> Exercise aim:
State how many lines of the entries hold the string "facendo", and output nothing but that count.

** Begin Material to process **

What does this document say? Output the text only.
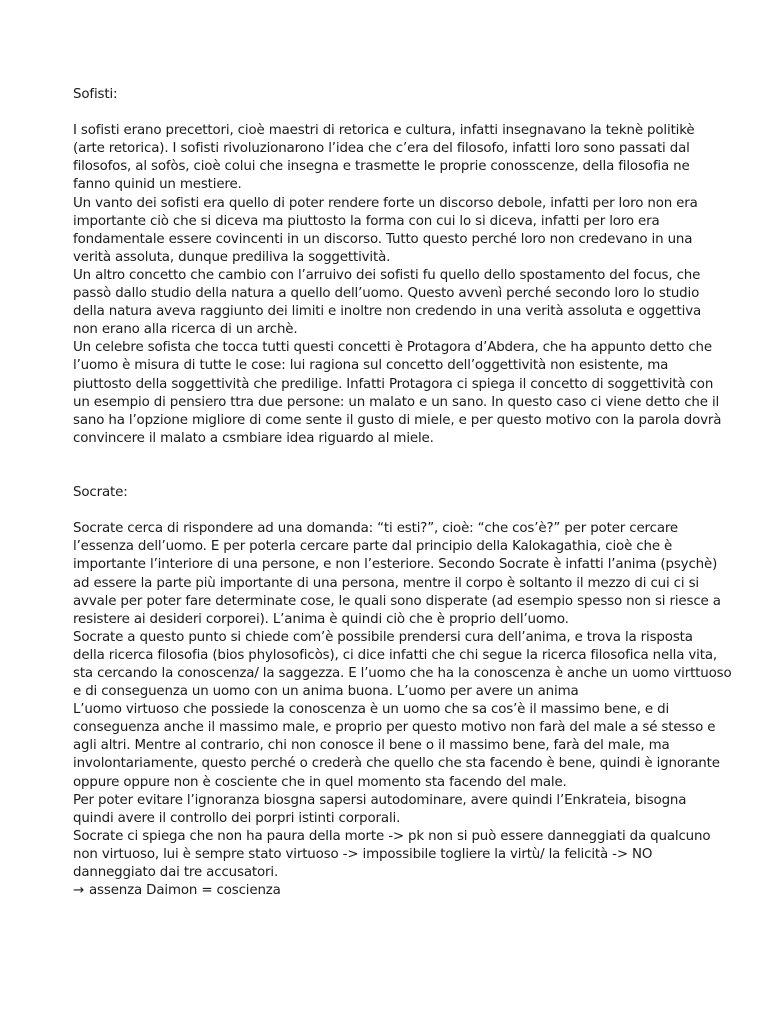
Sofisti:
I sofisti erano precettori, cioè maestri di retorica e cultura, infatti insegnavano la teknè politikè
(arte retorica). I sofisti rivoluzionarono l’idea che c’era del filosofo, infatti loro sono passati dal
filosofos, al sofòs, cioè colui che insegna e trasmette le proprie conosscenze, della filosofia ne
fanno quinid un mestiere.
Un vanto dei sofisti era quello di poter rendere forte un discorso debole, infatti per loro non era
importante ciò che si diceva ma piuttosto la forma con cui lo si diceva, infatti per loro era
fondamentale essere covincenti in un discorso. Tutto questo perché loro non credevano in una
verità assoluta, dunque prediliva la soggettività.
Un altro concetto che cambio con l’arruivo dei sofisti fu quello dello spostamento del focus, che
passò dallo studio della natura a quello dell’uomo. Questo avvenì perché secondo loro lo studio
della natura aveva raggiunto dei limiti e inoltre non credendo in una verità assoluta e oggettiva
non erano alla ricerca di un archè.
Un celebre sofista che tocca tutti questi concetti è Protagora d’Abdera, che ha appunto detto che
l’uomo è misura di tutte le cose: lui ragiona sul concetto dell’oggettività non esistente, ma
piuttosto della soggettività che predilige. Infatti Protagora ci spiega il concetto di soggettività con
un esempio di pensiero ttra due persone: un malato e un sano. In questo caso ci viene detto che il
sano ha l’opzione migliore di come sente il gusto di miele, e per questo motivo con la parola dovrà
convincere il malato a csmbiare idea riguardo al miele.
Socrate:
Socrate cerca di rispondere ad una domanda: “ti esti?”, cioè: “che cos’è?” per poter cercare
l’essenza dell’uomo. E per poterla cercare parte dal principio della Kalokagathia, cioè che è
importante l’interiore di una persone, e non l’esteriore. Secondo Socrate è infatti l’anima (psychè)
ad essere la parte più importante di una persona, mentre il corpo è soltanto il mezzo di cui ci si
avvale per poter fare determinate cose, le quali sono disperate (ad esempio spesso non si riesce a
resistere ai desideri corporei). L’anima è quindi ciò che è proprio dell’uomo.
Socrate a questo punto si chiede com’è possibile prendersi cura dell’anima, e trova la risposta
della ricerca filosofia (bios phylosoficòs), ci dice infatti che chi segue la ricerca filosofica nella vita,
sta cercando la conoscenza/ la saggezza. E l’uomo che ha la conoscenza è anche un uomo virttuoso
e di conseguenza un uomo con un anima buona. L’uomo per avere un anima
L’uomo virtuoso che possiede la conoscenza è un uomo che sa cos’è il massimo bene, e di
conseguenza anche il massimo male, e proprio per questo motivo non farà del male a sé stesso e
agli altri. Mentre al contrario, chi non conosce il bene o il massimo bene, farà del male, ma
involontariamente, questo perché o crederà che quello che sta facendo è bene, quindi è ignorante
oppure oppure non è cosciente che in quel momento sta facendo del male.
Per poter evitare l’ignoranza biosgna sapersi autodominare, avere quindi l’Enkrateia, bisogna
quindi avere il controllo dei porpri istinti corporali.
Socrate ci spiega che non ha paura della morte -> pk non si può essere danneggiati da qualcuno
non virtuoso, lui è sempre stato virtuoso -> impossibile togliere la virtù/ la felicità -> NO
danneggiato dai tre accusatori.
→ assenza Daimon = coscienza
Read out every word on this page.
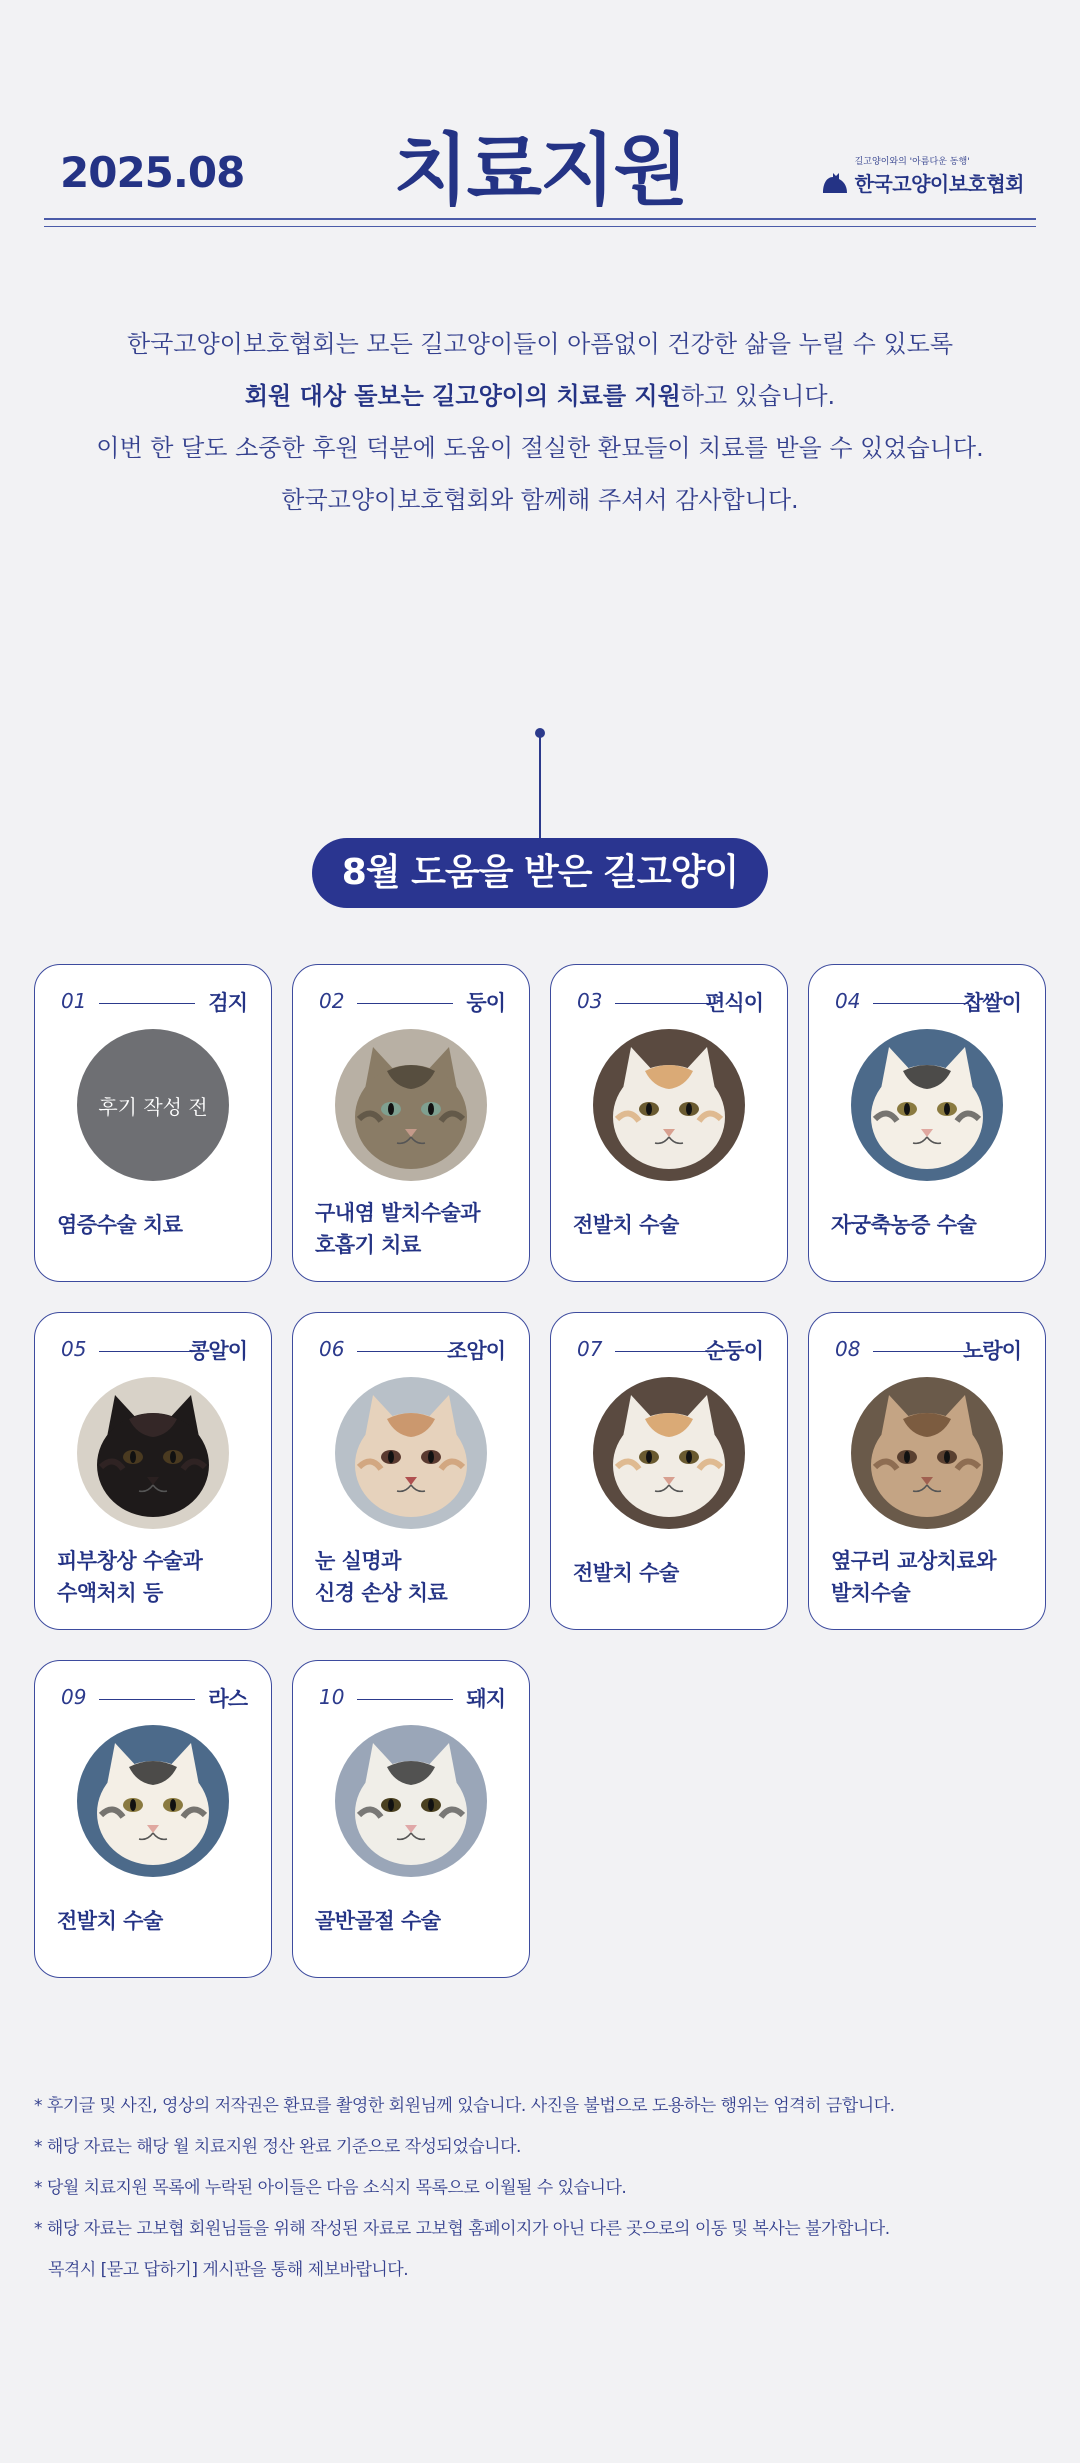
2025.08	치료지원	길고양이와의 '아름다운 동행'
한국고양이보호협회

한국고양이보호협회는 모든 길고양이들이 아픔없이 건강한 삶을 누릴 수 있도록

회원 대상 돌보는 길고양이의 치료를 지원하고 있습니다.

이번 한 달도 소중한 후원 덕분에 도움이 절실한 환묘들이 치료를 받을 수 있었습니다.

한국고양이보호협회와 함께해 주셔서 감사합니다.

8월 도움을 받은 길고양이
01	검지
후기 작성 전
염증수술 치료
02	둥이
구내염 발치수술과
호흡기 치료
03	편식이
전발치 수술
04	찹쌀이
자궁축농증 수술
05	콩알이
피부창상 수술과
수액처치 등
06	조암이
눈 실명과
신경 손상 치료
07	순둥이
전발치 수술
08	노랑이
옆구리 교상치료와
발치수술
09	라스
전발치 수술
10	돼지
골반골절 수술

* 후기글 및 사진, 영상의 저작권은 환묘를 촬영한 회원님께 있습니다. 사진을 불법으로 도용하는 행위는 엄격히 금합니다.

* 해당 자료는 해당 월 치료지원 정산 완료 기준으로 작성되었습니다.

* 당월 치료지원 목록에 누락된 아이들은 다음 소식지 목록으로 이월될 수 있습니다.

* 해당 자료는 고보협 회원님들을 위해 작성된 자료로 고보협 홈페이지가 아닌 다른 곳으로의 이동 및 복사는 불가합니다.

목격시 [묻고 답하기] 게시판을 통해 제보바랍니다.
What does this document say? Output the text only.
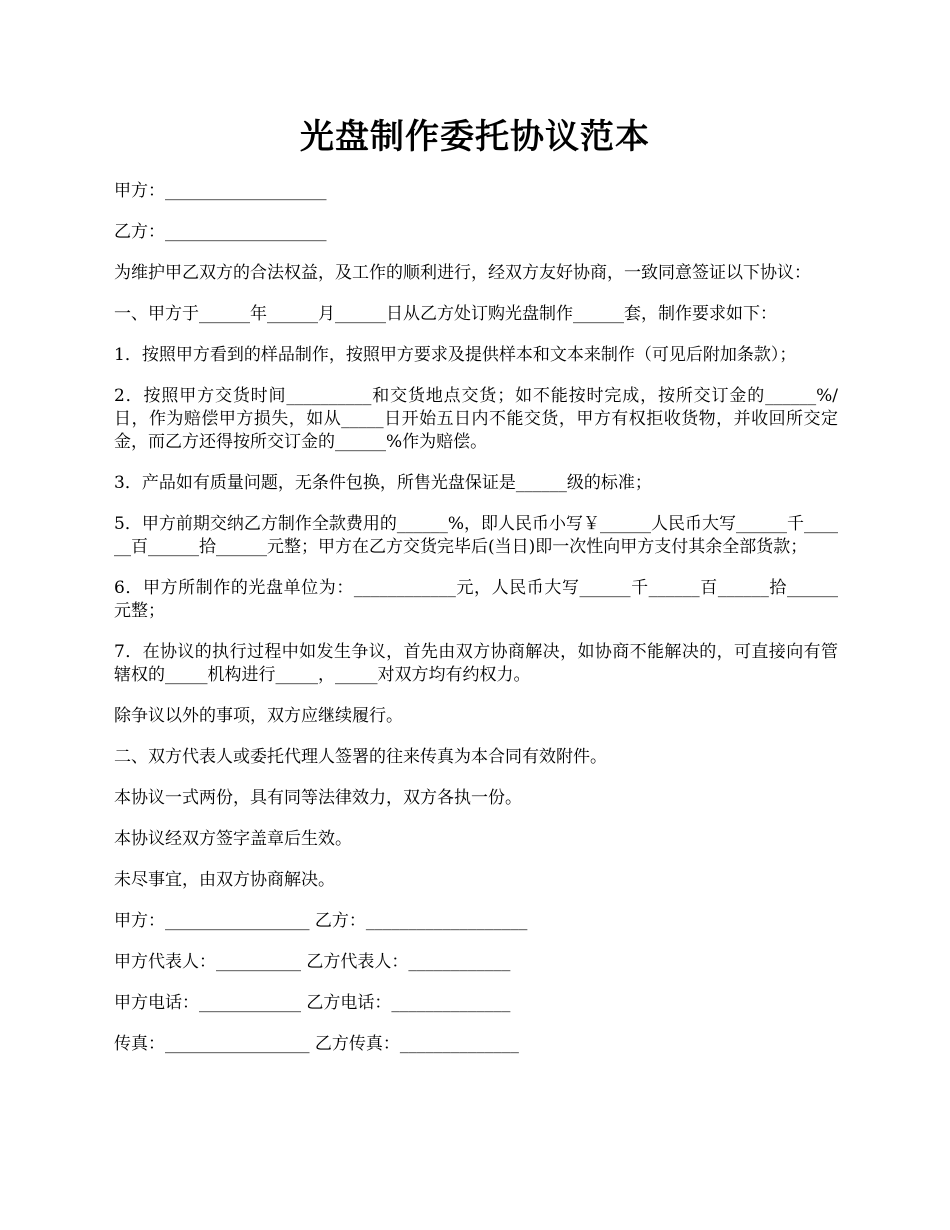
光盘制作委托协议范本

甲方：___________________

乙方：___________________

为维护甲乙双方的合法权益，及工作的顺利进行，经双方友好协商，一致同意签证以下协议：

一、甲方于______年______月______日从乙方处订购光盘制作______套，制作要求如下：

1．按照甲方看到的样品制作，按照甲方要求及提供样本和文本来制作（可见后附加条款）；

2．按照甲方交货时间__________和交货地点交货；如不能按时完成，按所交订金的______%/日，作为赔偿甲方损失，如从_____日开始五日内不能交货，甲方有权拒收货物，并收回所交定金，而乙方还得按所交订金的______%作为赔偿。

3．产品如有质量问题，无条件包换，所售光盘保证是______级的标准；

5．甲方前期交纳乙方制作全款费用的______%，即人民币小写￥______人民币大写______千______百______拾______元整；甲方在乙方交货完毕后(当日)即一次性向甲方支付其余全部货款；

6．甲方所制作的光盘单位为：____________元，人民币大写______千______百______拾______元整；

7．在协议的执行过程中如发生争议，首先由双方协商解决，如协商不能解决的，可直接向有管辖权的_____机构进行_____，_____对双方均有约权力。

除争议以外的事项，双方应继续履行。

二、双方代表人或委托代理人签署的往来传真为本合同有效附件。

本协议一式两份，具有同等法律效力，双方各执一份。

本协议经双方签字盖章后生效。

未尽事宜，由双方协商解决。

甲方：_________________ 乙方：___________________

甲方代表人：__________ 乙方代表人：____________

甲方电话：____________ 乙方电话：______________

传真：_________________ 乙方传真：______________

** End Material to process **

> Result:
2